### Data entries
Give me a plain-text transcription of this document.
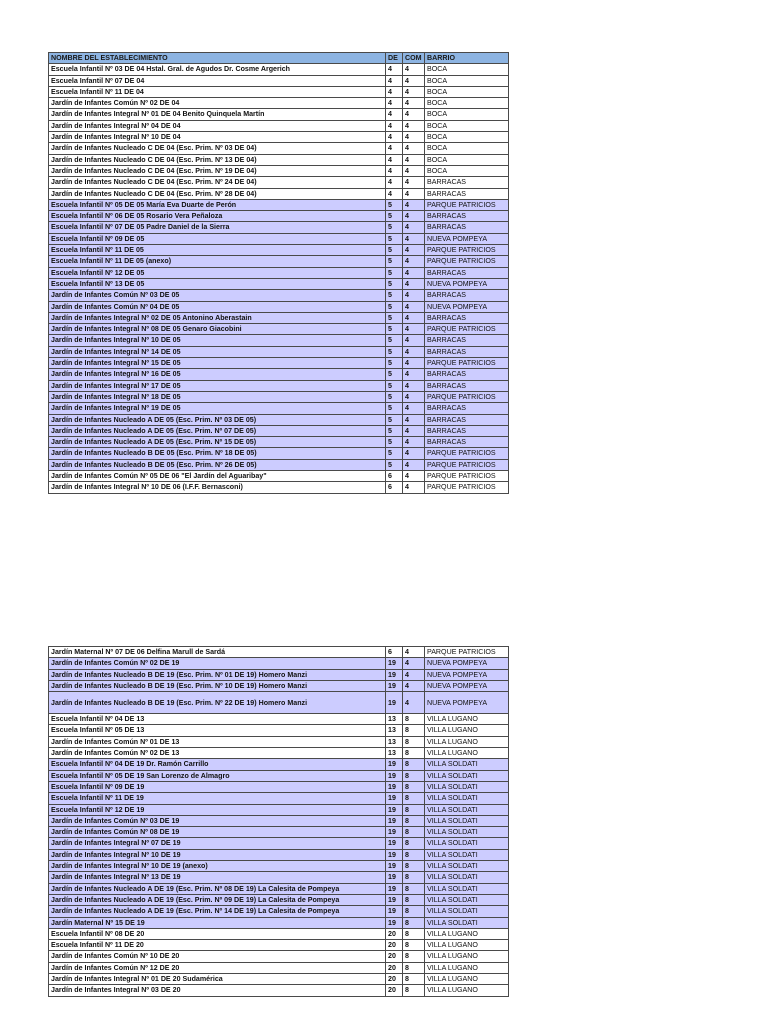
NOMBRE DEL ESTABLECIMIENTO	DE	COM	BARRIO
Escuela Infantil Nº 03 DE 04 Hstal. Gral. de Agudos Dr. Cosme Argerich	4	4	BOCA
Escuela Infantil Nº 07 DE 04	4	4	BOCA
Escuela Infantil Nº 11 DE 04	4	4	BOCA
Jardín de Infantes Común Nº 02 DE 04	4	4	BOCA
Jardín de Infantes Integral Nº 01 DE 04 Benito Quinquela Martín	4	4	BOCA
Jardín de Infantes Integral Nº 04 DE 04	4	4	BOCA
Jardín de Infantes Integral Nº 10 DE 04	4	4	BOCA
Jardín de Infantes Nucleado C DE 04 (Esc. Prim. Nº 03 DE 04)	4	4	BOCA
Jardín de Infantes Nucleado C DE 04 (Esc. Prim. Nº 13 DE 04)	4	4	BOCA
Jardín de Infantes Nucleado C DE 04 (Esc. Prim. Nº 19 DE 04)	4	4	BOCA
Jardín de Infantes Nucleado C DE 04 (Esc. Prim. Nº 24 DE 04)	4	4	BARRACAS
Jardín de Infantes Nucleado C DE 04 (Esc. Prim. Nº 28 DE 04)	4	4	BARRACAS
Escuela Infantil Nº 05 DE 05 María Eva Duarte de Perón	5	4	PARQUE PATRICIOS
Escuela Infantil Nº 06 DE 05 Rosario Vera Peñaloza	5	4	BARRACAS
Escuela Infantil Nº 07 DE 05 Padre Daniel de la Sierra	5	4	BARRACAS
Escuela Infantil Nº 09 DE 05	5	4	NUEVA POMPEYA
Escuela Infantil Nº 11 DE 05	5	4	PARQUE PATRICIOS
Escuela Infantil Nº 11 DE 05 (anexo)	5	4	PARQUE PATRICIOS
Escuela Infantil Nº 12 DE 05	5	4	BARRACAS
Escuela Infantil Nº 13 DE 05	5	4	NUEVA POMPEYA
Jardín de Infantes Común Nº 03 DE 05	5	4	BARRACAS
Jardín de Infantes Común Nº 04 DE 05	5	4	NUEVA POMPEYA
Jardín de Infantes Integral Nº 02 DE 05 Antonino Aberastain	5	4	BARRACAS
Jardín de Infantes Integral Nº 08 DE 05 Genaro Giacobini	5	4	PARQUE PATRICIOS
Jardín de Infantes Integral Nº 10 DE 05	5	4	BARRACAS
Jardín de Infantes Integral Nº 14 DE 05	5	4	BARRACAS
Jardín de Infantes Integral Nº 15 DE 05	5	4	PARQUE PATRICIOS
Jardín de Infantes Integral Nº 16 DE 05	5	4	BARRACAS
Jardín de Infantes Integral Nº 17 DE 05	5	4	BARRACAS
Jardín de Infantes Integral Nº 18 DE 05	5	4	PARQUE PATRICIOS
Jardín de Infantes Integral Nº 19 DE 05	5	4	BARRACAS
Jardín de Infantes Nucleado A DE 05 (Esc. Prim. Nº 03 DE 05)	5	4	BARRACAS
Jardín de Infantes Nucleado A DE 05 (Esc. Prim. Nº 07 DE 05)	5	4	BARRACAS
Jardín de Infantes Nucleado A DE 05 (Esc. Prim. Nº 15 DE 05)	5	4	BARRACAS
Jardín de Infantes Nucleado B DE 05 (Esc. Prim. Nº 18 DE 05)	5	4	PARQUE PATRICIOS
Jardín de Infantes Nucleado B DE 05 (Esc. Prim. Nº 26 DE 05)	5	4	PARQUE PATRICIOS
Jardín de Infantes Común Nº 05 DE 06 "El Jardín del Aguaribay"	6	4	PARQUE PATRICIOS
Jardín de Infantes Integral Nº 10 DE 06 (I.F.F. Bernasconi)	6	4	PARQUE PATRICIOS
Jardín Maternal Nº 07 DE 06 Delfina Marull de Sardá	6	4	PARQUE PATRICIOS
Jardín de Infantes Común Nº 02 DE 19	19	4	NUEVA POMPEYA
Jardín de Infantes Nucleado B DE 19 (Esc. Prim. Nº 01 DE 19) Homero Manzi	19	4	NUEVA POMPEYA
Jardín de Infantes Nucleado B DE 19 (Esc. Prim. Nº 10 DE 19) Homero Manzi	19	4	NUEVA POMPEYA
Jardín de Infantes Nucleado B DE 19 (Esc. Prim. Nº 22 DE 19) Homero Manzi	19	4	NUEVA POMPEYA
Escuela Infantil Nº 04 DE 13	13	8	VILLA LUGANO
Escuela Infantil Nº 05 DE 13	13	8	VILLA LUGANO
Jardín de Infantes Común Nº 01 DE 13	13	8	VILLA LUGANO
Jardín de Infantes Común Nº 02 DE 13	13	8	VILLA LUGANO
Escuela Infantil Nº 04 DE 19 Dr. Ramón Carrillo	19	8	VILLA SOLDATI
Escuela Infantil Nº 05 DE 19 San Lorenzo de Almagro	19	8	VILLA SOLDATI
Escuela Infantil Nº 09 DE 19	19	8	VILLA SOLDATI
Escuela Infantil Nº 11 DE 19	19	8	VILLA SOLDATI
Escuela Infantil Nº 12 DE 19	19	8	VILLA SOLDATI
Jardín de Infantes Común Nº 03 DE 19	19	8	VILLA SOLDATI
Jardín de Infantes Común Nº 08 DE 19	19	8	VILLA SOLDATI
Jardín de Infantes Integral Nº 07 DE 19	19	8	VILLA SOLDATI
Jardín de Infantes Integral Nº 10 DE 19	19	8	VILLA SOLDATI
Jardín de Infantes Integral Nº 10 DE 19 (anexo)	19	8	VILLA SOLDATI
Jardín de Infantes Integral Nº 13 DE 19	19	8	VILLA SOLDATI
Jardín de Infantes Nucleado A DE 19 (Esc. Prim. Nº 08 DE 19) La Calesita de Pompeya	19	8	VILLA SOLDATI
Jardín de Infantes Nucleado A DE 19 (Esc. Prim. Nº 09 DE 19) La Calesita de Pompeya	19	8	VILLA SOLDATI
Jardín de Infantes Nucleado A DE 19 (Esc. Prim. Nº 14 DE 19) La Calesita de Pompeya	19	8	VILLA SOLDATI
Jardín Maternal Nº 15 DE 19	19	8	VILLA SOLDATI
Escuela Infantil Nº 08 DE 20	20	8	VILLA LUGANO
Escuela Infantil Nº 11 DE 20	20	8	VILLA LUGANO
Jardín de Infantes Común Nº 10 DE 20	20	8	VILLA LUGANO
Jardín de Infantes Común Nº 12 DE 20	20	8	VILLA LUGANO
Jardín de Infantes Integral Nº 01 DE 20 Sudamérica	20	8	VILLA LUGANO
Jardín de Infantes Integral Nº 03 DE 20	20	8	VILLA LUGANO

--

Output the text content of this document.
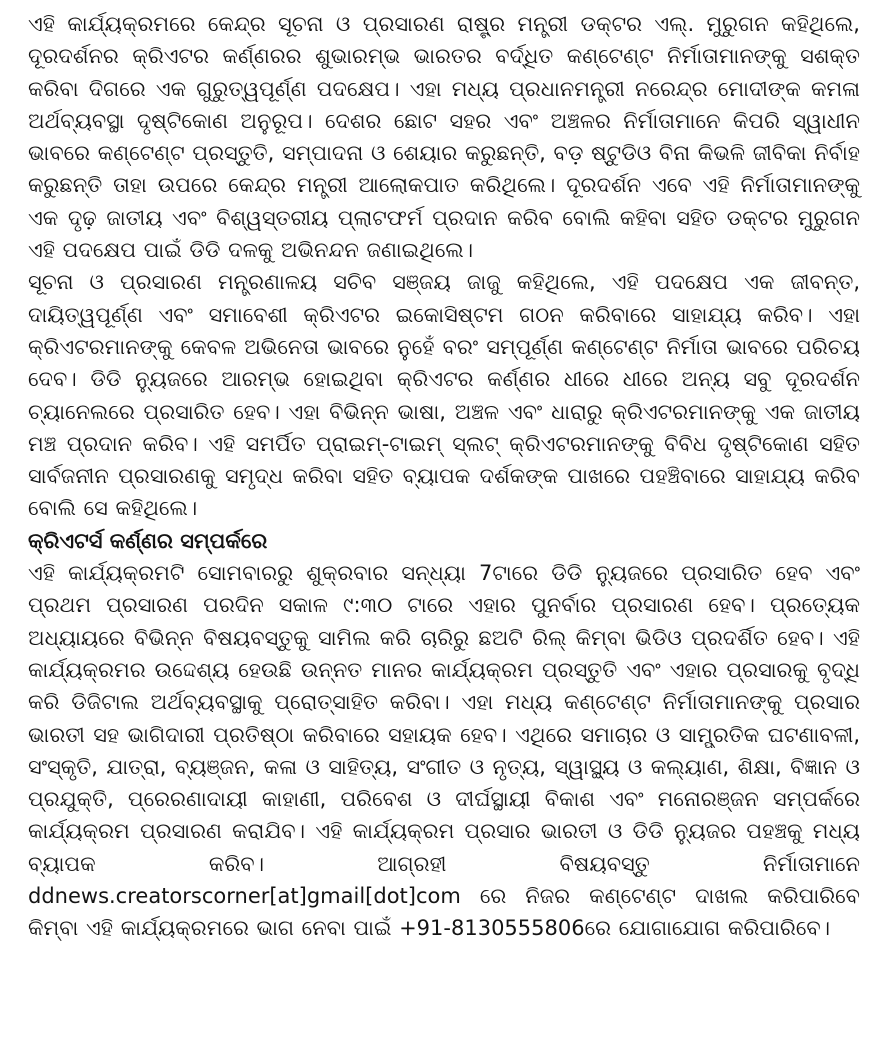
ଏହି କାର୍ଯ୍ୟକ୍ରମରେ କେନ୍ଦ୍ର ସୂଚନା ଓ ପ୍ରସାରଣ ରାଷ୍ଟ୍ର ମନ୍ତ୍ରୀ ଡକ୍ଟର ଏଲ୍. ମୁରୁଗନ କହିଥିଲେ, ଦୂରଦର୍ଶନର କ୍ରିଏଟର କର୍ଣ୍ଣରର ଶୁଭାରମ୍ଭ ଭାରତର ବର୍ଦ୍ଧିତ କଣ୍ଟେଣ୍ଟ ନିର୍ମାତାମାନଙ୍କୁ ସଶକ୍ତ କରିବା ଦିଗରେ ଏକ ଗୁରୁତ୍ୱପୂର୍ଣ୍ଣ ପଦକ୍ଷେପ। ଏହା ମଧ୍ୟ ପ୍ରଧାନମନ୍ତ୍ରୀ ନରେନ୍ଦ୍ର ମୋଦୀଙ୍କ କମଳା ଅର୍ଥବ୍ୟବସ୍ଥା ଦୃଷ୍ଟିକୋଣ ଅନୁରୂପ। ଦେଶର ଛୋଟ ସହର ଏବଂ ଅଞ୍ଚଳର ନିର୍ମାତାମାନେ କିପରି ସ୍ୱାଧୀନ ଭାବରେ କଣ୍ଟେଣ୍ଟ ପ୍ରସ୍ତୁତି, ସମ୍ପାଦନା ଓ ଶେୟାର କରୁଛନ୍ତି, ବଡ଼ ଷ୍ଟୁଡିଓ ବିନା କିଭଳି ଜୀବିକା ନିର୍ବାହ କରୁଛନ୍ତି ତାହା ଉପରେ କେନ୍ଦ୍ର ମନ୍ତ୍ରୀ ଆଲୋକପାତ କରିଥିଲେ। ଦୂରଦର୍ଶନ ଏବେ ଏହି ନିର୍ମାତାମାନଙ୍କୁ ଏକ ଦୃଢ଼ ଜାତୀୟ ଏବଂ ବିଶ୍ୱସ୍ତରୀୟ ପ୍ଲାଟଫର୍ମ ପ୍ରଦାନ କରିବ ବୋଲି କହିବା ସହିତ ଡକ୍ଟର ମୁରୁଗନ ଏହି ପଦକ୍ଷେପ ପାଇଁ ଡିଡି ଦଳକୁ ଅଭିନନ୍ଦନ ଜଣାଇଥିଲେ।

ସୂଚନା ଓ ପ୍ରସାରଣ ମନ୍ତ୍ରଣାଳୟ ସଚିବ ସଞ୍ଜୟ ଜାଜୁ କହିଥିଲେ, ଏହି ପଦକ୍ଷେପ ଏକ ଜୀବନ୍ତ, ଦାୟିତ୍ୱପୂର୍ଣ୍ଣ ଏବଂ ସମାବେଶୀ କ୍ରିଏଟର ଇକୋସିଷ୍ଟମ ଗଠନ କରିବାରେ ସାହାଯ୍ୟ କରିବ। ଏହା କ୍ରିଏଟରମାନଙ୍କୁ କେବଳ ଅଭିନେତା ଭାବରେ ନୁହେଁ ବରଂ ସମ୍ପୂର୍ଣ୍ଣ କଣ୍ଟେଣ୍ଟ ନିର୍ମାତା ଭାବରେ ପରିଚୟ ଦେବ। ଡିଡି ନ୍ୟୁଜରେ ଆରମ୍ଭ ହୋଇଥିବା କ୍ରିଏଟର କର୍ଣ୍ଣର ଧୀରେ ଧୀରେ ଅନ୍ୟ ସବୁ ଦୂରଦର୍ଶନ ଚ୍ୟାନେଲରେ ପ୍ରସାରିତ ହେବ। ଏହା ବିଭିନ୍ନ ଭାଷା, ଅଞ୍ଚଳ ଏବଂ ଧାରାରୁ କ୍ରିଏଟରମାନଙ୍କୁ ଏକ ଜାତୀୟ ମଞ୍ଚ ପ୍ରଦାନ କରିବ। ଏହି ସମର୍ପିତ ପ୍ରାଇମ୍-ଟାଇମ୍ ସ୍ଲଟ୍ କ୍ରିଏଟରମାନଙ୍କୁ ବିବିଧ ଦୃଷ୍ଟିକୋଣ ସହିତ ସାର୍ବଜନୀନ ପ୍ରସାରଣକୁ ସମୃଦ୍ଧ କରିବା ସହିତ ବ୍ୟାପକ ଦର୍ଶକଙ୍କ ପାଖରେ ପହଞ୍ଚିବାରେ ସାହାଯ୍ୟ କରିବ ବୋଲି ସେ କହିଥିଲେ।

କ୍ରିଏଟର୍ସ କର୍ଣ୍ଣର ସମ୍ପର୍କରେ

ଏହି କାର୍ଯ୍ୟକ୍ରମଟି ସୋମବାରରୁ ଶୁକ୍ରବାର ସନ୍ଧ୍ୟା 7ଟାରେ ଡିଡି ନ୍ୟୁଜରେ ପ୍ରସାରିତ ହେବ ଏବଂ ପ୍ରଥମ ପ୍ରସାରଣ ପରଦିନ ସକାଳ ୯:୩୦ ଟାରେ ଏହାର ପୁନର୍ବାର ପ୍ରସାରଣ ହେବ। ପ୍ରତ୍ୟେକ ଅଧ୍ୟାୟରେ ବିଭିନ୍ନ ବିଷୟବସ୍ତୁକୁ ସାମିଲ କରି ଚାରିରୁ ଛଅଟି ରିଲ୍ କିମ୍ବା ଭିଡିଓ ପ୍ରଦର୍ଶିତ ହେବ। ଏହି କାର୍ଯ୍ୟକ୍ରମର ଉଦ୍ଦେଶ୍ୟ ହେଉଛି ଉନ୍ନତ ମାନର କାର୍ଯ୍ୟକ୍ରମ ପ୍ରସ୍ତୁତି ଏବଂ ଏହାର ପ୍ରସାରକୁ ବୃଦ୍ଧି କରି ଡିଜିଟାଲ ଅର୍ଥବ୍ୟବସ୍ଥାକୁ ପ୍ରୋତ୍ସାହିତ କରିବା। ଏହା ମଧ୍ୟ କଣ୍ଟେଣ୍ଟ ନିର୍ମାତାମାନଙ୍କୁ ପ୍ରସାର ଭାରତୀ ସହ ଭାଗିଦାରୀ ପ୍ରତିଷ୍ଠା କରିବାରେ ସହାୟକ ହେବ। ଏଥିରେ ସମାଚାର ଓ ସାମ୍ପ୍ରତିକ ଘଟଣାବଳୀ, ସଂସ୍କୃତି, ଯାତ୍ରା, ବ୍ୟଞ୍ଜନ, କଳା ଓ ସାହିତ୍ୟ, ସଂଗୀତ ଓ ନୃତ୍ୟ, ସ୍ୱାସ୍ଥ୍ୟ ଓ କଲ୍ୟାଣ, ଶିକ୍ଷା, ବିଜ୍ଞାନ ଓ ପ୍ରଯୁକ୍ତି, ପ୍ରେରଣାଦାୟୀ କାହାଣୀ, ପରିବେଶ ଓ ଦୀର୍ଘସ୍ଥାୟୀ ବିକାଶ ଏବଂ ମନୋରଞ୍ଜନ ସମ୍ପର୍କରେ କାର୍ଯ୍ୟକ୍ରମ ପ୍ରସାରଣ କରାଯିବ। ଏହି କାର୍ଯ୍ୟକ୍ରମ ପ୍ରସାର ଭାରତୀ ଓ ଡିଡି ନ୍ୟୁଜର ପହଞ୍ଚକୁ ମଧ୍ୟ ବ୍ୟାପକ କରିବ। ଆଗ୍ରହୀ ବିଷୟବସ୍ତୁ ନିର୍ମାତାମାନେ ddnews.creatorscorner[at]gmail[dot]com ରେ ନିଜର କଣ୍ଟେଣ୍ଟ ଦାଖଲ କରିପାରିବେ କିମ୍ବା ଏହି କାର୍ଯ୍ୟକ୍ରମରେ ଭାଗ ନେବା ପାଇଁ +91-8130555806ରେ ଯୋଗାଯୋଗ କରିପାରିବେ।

...

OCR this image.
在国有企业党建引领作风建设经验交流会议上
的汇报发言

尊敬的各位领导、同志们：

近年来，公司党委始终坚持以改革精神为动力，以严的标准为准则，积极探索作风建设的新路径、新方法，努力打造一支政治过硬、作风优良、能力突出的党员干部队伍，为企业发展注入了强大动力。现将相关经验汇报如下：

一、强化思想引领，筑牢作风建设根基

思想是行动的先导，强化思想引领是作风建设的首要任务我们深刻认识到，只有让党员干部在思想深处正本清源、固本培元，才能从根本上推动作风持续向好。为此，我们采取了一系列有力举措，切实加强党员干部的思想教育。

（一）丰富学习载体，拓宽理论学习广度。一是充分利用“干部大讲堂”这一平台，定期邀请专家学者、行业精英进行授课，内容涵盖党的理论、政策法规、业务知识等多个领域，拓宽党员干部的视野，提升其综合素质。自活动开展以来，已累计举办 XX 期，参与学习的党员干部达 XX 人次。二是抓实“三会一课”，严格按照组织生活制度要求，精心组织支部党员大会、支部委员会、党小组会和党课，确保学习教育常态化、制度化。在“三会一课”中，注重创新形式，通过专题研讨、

### TASK OBJECTIVE
Copy each line holding the word "NUEVA" from the listing above.

### FULL OUTPUT
Escuela Infantil Nº 09 DE 05	5	4	NUEVA POMPEYA
Escuela Infantil Nº 13 DE 05	5	4	NUEVA POMPEYA
Jardín de Infantes Común Nº 04 DE 05	5	4	NUEVA POMPEYA
Jardín de Infantes Común Nº 02 DE 19	19	4	NUEVA POMPEYA
Jardín de Infantes Nucleado B DE 19 (Esc. Prim. Nº 01 DE 19) Homero Manzi	19	4	NUEVA POMPEYA
Jardín de Infantes Nucleado B DE 19 (Esc. Prim. Nº 10 DE 19) Homero Manzi	19	4	NUEVA POMPEYA
Jardín de Infantes Nucleado B DE 19 (Esc. Prim. Nº 22 DE 19) Homero Manzi	19	4	NUEVA POMPEYA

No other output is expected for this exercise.